**Texte cité**:
============================================================

Lorsque j'ai appris la mort d'Anne Golon, le 14 juillet 2017, l'envie m'a prise de relire la série Angélique Marquise des Anges que j'avais dévorée pendant mon adolescence, alors que les films de Bernard Borderie faisaient fureur, constamment rediffusés à la télé. Je me suis d'ailleurs longtemps demandée pourquoi cette saga avait été interrompue après le cinquième film, malgré son succès, alors que la série littéraire comporte treize volumes.

 

Naturellement, les bouquins que j'avais lus n'étaient plus en ma possession depuis longtemps... ou peut-être les avais-je empruntés à la bibliothèque, je ne sais plus. Bref, il me fallait les racheter.

Après avoir pris quelques renseignements sur internet, à droite et à gauche, j'appris qu'Anne Golon avait entrepris de rééditer, chez Archipel, tous les volumes en version augmentée, car son texte avait été coupé par ses premiers éditeurs Colbert et Trevise. Ce sont ces six opus parus que j'ai lus en premier. Les enrichissements en question m'ont vite ennuyée, en particulier les préliminaires interminables et tout empreints d'un raide protocole du mariage du roi Louis XIV avec l'infante d'Espagne Marie-Thérèse, à Saint-Jean de Luz. Ces développements historiques, ne m'ont paru bons qu'à diluer la narration et ôter beaucoup de dynamisme à l'intrigue. Je ne les recommande donc pas, sauf aux férus d'Histoire.

============================================================

**Tâches et exercices**:
• a. Recopiez le passage du texte sur la série Angélique qui commence à « Naturellement, les bouquins » et se termine à « fallait les racheter. ».
• b. Répondez à ces questions sur le texte sur la série Angélique :
(i) À quelle date Anne Golon est-elle morte ?
(ii) Combien de volumes compte la série littéraire ?
(iii) Chez quel éditeur Anne Golon a-t-elle entrepris de rééditer tous les volumes ?
• c. Poursuivez le texte sur la série Angélique à partir de sa dernière phrase.

============================================================

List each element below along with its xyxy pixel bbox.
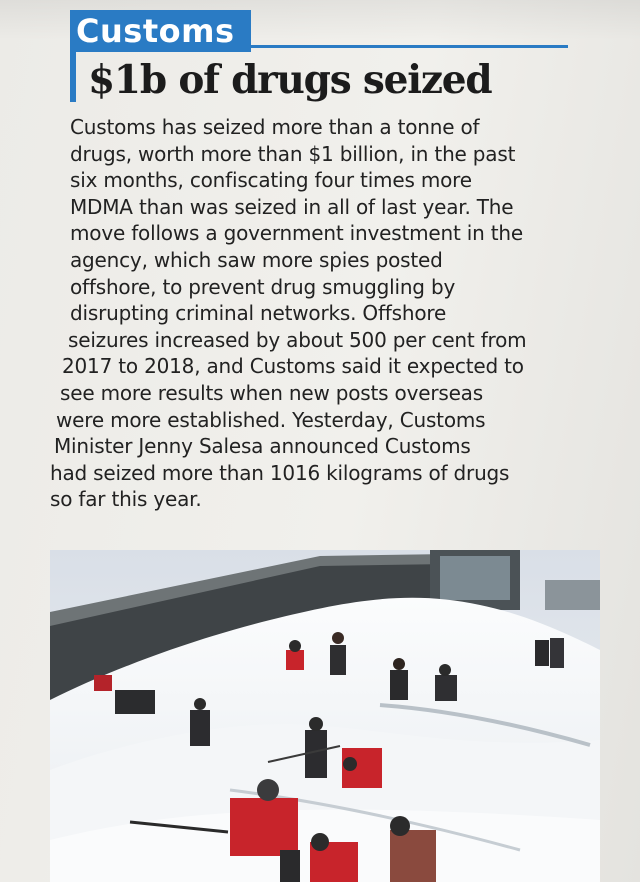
body-line: disrupting criminal networks. Offshore [70,301,447,326]
body-line: move follows a government investment in … [70,221,523,246]
body-line: offshore, to prevent drug smuggling by [70,274,456,299]
worker-dark [330,632,346,675]
body-line: agency, which saw more spies posted [70,247,443,272]
body-line: Customs has seized more than a tonne of [70,115,480,139]
section-label: Customs [70,10,251,52]
worker-dark [305,717,327,778]
body-line: MDMA than was seized in all of last year… [70,194,514,219]
body-line: Minister Jenny Salesa announced Customs [54,434,471,459]
worker-dark [435,664,457,701]
worker-red [286,640,304,670]
body-line: seizures increased by about 500 per cent… [68,327,527,352]
body-line: six months, confiscating four times more [70,168,472,193]
headline-accent-bar [70,52,76,102]
body-line: drugs, worth more than $1 billion, in th… [70,141,516,166]
headline: $1b of drugs seized [88,57,493,103]
worker-dark [535,638,564,668]
worker-plaid [390,816,436,882]
snow-shovelling-photo [50,550,600,882]
body-line: so far this year. [50,487,202,512]
worker-red [342,748,382,788]
article-body: Customs has seized more than a tonne of … [50,114,590,513]
body-line: 2017 to 2018, and Customs said it expect… [62,354,524,379]
body-line: had seized more than 1016 kilograms of d… [50,460,510,485]
body-line: see more results when new posts overseas [60,380,483,405]
worker-red [310,833,358,882]
worker-red [230,779,300,882]
photo-illustration [50,550,600,882]
worker-dark [94,675,155,714]
body-line: were more established. Yesterday, Custom… [56,407,486,432]
worker-dark [190,698,210,746]
section-rule [250,45,568,48]
worker-dark [390,658,408,700]
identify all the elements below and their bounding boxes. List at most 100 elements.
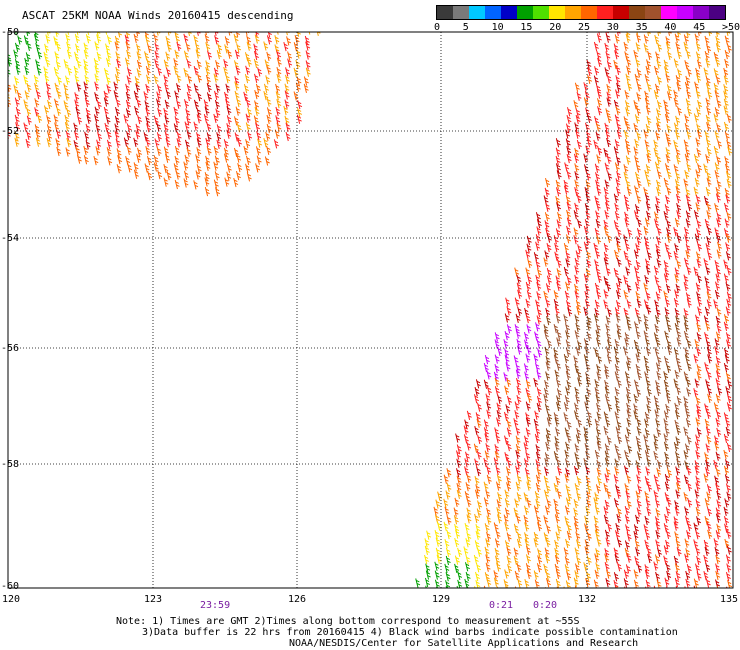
- wind-barb: [527, 274, 533, 285]
- wind-barb: [165, 138, 171, 148]
- wind-barb: [574, 274, 580, 284]
- wind-barb: [604, 364, 609, 374]
- wind-barb: [596, 89, 602, 99]
- wind-barb: [633, 410, 639, 420]
- wind-barb: [263, 41, 269, 51]
- wind-barb: [483, 585, 487, 588]
- wind-barb: [504, 522, 510, 532]
- wind-barb: [276, 98, 282, 109]
- wind-barb: [504, 507, 510, 517]
- wind-barb: [555, 138, 561, 148]
- wind-barb: [425, 585, 428, 588]
- wind-barb: [245, 32, 250, 36]
- wind-barb: [554, 243, 560, 253]
- wind-barb: [664, 330, 670, 340]
- wind-barb: [596, 402, 602, 413]
- wind-barb: [293, 91, 299, 101]
- wind-barb: [654, 65, 660, 76]
- wind-barb: [675, 75, 681, 85]
- wind-barb: [575, 434, 581, 444]
- wind-barb: [655, 482, 661, 492]
- wind-barb: [415, 578, 421, 588]
- wind-barb: [725, 251, 731, 261]
- wind-barb: [684, 354, 690, 364]
- wind-barb: [543, 515, 549, 525]
- wind-barb: [613, 146, 619, 156]
- wind-barb: [623, 129, 629, 140]
- wind-barb: [34, 98, 40, 108]
- wind-barb: [597, 476, 602, 486]
- wind-barb: [616, 489, 622, 499]
- wind-barb: [316, 32, 321, 36]
- wind-barb: [484, 450, 490, 460]
- wind-barb: [653, 395, 659, 405]
- wind-barb: [673, 250, 679, 261]
- wind-barb: [607, 339, 612, 349]
- wind-barb: [173, 58, 179, 68]
- wind-barb: [536, 291, 542, 301]
- wind-barb: [485, 393, 491, 403]
- wind-barb: [704, 50, 710, 61]
- wind-barb: [674, 179, 680, 189]
- wind-barb: [525, 417, 531, 427]
- wind-barb: [633, 393, 639, 404]
- wind-barb: [217, 43, 223, 53]
- wind-barb: [713, 82, 719, 93]
- wind-barb: [196, 132, 201, 142]
- wind-barb: [596, 537, 602, 547]
- wind-barb: [715, 363, 721, 373]
- wind-barb: [665, 36, 671, 46]
- wind-barb: [204, 187, 210, 197]
- wind-barb: [266, 114, 272, 125]
- wind-barb: [515, 313, 521, 324]
- wind-barb: [695, 530, 701, 540]
- wind-barb: [534, 587, 536, 588]
- wind-barb: [636, 426, 642, 436]
- wind-barb: [593, 75, 599, 85]
- wind-barb: [624, 139, 630, 149]
- wind-barb: [586, 258, 592, 269]
- wind-barb: [595, 323, 601, 333]
- wind-barb: [587, 418, 593, 428]
- wind-barb: [714, 107, 720, 117]
- wind-barb: [663, 555, 669, 565]
- wind-barb: [724, 474, 730, 484]
- wind-barb: [586, 315, 592, 325]
- wind-barb: [565, 347, 571, 357]
- wind-barb: [723, 449, 729, 460]
- wind-barb: [666, 227, 672, 237]
- wind-barb: [494, 547, 500, 558]
- wind-barb: [523, 331, 529, 342]
- wind-barb: [576, 193, 582, 204]
- wind-barb: [556, 524, 562, 534]
- wind-barb: [105, 32, 109, 35]
- wind-barb: [704, 130, 710, 140]
- wind-barb: [536, 402, 542, 413]
- wind-barb: [715, 370, 721, 380]
- wind-barb: [594, 449, 600, 460]
- wind-barb: [445, 547, 451, 558]
- wind-barb: [655, 131, 661, 141]
- wind-barb: [225, 98, 231, 109]
- wind-barb: [227, 49, 233, 59]
- wind-barb: [665, 41, 671, 52]
- wind-barb: [544, 505, 550, 515]
- wind-barb: [554, 514, 560, 524]
- wind-barb: [673, 89, 679, 100]
- wind-barb: [615, 403, 621, 414]
- wind-barb: [715, 467, 721, 477]
- color-scale-swatch: [453, 6, 469, 19]
- wind-barb: [674, 500, 680, 510]
- wind-barb: [674, 217, 680, 228]
- wind-barb: [486, 409, 492, 419]
- wind-barb: [576, 370, 582, 380]
- wind-barb: [213, 161, 219, 171]
- wind-barb: [645, 265, 651, 275]
- color-scale-swatch: [661, 6, 677, 19]
- wind-barb: [495, 555, 500, 565]
- wind-barb: [435, 547, 441, 557]
- wind-barb: [655, 196, 661, 206]
- wind-barb: [676, 49, 682, 59]
- wind-barb: [665, 506, 671, 516]
- wind-barb: [723, 105, 729, 115]
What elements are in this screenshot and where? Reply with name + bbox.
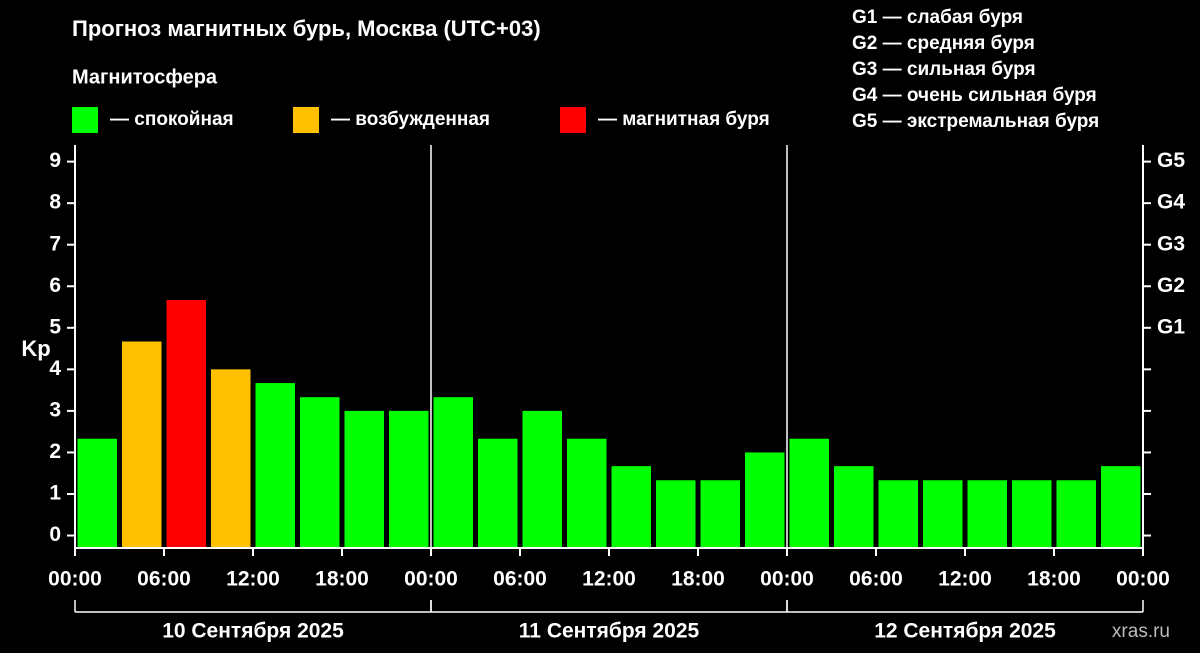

============================================================

**Réponses dans l'ordre**:
• a.
Naturellement, les bouquins que j'avais lus n'étaient plus en ma possession depuis longtemps... ou peut-être les avais-je empruntés à la bibliothèque, je ne sais plus. Bref, il me fallait les racheter.

• b.
(i) Le 14 juillet 2017.
(ii) Treize volumes.
(iii) Chez Archipel.

• c.
Là-dessus, j'ai entrepris de racheter, d'occasion, les exemplaires "poche" parus chez J'ai Lu. Quelle n'a pas été ma stupeur lorsque je me suis rendu compte que les prix se mettaient à flamber dès lors qu'on arrivait aux trois derniers volumes. Avec La victoire d'Angélique, le tout dernier épisode paru en 1985, on atteint au minimum 70 € pour aller jusqu'à plus de 200€. Autant dire que je vais le chercher en brocante à prix plus modéré ou alors, je ne le lirai pas. J'ai d'ailleurs vu sur un blog dédié à Anne Golon que les trois derniers volumes baissent en qualité. Mais bon, je n'en suis pas encore là.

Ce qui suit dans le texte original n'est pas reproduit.